━━ GIVEN DATA

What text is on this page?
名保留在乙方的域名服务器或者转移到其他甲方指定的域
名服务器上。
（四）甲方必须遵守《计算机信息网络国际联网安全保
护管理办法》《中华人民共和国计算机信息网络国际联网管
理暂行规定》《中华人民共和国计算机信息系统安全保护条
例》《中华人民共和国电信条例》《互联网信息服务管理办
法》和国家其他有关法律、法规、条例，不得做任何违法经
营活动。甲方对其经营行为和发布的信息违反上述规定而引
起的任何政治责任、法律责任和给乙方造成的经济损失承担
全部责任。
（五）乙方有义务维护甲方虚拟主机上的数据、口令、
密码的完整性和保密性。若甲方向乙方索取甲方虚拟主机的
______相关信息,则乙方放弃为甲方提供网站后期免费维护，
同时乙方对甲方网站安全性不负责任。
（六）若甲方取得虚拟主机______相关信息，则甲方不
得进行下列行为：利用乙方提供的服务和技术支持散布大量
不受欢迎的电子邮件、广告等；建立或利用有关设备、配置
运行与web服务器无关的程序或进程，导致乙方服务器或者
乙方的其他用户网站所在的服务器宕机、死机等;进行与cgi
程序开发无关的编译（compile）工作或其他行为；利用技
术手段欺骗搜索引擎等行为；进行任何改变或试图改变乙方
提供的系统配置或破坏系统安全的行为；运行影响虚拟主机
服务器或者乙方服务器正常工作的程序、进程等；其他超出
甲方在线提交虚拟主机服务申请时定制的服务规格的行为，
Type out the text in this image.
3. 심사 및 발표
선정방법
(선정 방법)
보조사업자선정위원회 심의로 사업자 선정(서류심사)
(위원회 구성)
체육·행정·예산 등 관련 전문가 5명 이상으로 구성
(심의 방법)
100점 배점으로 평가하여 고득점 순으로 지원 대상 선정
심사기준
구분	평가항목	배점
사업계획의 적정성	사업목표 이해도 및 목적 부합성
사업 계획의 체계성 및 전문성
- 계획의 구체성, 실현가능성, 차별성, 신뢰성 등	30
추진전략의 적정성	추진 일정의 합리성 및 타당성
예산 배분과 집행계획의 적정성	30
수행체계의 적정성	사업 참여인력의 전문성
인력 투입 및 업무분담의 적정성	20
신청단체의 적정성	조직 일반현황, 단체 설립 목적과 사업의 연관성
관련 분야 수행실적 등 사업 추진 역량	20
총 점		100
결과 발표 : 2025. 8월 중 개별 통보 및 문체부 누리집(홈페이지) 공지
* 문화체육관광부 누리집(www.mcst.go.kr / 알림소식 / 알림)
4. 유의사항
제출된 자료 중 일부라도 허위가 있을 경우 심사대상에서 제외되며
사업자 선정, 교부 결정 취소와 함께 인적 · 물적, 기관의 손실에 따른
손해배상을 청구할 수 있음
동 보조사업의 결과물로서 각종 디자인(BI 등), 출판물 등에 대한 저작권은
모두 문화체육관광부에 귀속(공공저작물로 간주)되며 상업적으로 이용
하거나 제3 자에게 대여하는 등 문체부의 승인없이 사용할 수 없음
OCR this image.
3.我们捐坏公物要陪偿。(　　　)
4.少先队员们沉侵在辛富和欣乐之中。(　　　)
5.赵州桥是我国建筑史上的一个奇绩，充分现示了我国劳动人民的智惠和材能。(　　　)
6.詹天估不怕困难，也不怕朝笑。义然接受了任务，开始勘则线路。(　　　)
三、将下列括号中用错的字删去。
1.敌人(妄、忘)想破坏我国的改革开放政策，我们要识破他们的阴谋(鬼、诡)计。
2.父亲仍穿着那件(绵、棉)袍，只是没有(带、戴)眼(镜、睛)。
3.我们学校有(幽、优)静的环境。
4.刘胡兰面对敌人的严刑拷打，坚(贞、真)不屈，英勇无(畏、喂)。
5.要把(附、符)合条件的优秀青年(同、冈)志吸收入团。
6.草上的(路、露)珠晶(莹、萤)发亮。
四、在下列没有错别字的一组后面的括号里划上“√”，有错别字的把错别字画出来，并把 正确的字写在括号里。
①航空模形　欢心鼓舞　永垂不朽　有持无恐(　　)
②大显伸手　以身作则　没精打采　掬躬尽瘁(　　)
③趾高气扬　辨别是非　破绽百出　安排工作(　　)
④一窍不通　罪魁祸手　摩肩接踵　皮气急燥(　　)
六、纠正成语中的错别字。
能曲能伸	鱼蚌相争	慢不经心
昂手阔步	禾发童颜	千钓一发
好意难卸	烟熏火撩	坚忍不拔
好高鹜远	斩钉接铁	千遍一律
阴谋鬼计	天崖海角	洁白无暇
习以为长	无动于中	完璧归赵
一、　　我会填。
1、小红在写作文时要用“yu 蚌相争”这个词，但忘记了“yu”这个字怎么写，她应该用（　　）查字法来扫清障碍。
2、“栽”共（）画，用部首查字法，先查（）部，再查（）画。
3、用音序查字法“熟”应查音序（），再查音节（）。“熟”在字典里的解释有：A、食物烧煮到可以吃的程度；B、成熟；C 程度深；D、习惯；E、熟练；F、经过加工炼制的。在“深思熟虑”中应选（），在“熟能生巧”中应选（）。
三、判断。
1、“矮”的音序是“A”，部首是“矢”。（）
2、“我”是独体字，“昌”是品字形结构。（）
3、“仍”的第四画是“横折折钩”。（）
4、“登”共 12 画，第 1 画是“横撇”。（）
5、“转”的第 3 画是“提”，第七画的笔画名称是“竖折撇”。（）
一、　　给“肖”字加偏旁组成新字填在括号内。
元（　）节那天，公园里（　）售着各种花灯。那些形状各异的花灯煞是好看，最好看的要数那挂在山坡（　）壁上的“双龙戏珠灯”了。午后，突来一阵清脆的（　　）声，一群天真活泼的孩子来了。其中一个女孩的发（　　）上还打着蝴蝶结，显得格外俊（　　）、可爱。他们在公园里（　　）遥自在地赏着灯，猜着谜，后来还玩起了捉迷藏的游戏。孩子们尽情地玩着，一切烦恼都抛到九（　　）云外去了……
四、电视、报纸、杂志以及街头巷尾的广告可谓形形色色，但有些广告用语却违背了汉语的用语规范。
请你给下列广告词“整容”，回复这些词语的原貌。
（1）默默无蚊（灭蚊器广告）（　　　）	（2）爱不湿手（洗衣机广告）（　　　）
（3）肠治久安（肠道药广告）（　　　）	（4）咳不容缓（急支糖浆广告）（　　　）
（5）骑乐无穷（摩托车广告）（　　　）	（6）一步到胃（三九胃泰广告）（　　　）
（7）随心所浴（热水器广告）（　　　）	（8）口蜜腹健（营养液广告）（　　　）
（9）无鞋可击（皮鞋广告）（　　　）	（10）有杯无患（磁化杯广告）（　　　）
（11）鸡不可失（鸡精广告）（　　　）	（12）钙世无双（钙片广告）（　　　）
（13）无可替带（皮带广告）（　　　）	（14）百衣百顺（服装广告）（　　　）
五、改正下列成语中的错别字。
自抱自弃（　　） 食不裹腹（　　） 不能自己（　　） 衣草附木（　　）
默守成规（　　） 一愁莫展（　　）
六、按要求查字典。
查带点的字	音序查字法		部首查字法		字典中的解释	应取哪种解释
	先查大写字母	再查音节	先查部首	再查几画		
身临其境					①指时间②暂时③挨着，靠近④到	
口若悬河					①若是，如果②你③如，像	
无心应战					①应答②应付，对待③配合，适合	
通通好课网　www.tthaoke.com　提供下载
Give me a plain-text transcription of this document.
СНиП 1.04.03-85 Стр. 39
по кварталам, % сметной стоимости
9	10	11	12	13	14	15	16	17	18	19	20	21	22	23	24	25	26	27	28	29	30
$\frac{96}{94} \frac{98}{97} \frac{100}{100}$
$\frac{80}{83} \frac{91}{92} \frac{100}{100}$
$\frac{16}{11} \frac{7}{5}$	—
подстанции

━━━━

• [WHAT YOU HAVE TO DO]: Produce an exact copy of the lines from the one containing "Give me a plain-text" through the last line, and of nothing else.

• [ANSWER TO THIS EXERCISE]:
Give me a plain-text transcription of this document.
СНиП 1.04.03-85 Стр. 39
по кварталам, % сметной стоимости
9	10	11	12	13	14	15	16	17	18	19	20	21	22	23	24	25	26	27	28	29	30
$\frac{96}{94} \frac{98}{97} \frac{100}{100}$
$\frac{80}{83} \frac{91}{92} \frac{100}{100}$
$\frac{16}{11} \frac{7}{5}$	—
подстанции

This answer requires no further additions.